[Collected data entries]
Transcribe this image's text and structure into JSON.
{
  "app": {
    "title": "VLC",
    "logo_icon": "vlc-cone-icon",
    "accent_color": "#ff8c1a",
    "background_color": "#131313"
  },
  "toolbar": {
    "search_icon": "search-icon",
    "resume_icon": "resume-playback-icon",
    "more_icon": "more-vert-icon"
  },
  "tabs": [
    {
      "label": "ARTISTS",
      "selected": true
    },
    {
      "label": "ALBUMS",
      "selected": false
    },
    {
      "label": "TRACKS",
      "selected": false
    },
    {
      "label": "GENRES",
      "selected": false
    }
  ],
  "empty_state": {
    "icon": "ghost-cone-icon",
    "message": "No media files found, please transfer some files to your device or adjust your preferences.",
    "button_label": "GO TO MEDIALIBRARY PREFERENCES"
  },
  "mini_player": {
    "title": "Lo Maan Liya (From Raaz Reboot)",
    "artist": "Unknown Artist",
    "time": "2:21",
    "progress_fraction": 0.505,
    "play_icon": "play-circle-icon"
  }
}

§ **WHAT THE TASK ASKS**
Copy out each line exactly.

§ **RESPONSE**
Transcribe this image's text and structure into JSON.
{
  "app": {
    "title": "VLC",
    "logo_icon": "vlc-cone-icon",
    "accent_color": "#ff8c1a",
    "background_color": "#131313"
  },
  "toolbar": {
    "search_icon": "search-icon",
    "resume_icon": "resume-playback-icon",
    "more_icon": "more-vert-icon"
  },
  "tabs": [
    {
      "label": "ARTISTS",
      "selected": true
    },
    {
      "label": "ALBUMS",
      "selected": false
    },
    {
      "label": "TRACKS",
      "selected": false
    },
    {
      "label": "GENRES",
      "selected": false
    }
  ],
  "empty_state": {
    "icon": "ghost-cone-icon",
    "message": "No media files found, please transfer some files to your device or adjust your preferences.",
    "button_label": "GO TO MEDIALIBRARY PREFERENCES"
  },
  "mini_player": {
    "title": "Lo Maan Liya (From Raaz Reboot)",
    "artist": "Unknown Artist",
    "time": "2:21",
    "progress_fraction": 0.505,
    "play_icon": "play-circle-icon"
  }
}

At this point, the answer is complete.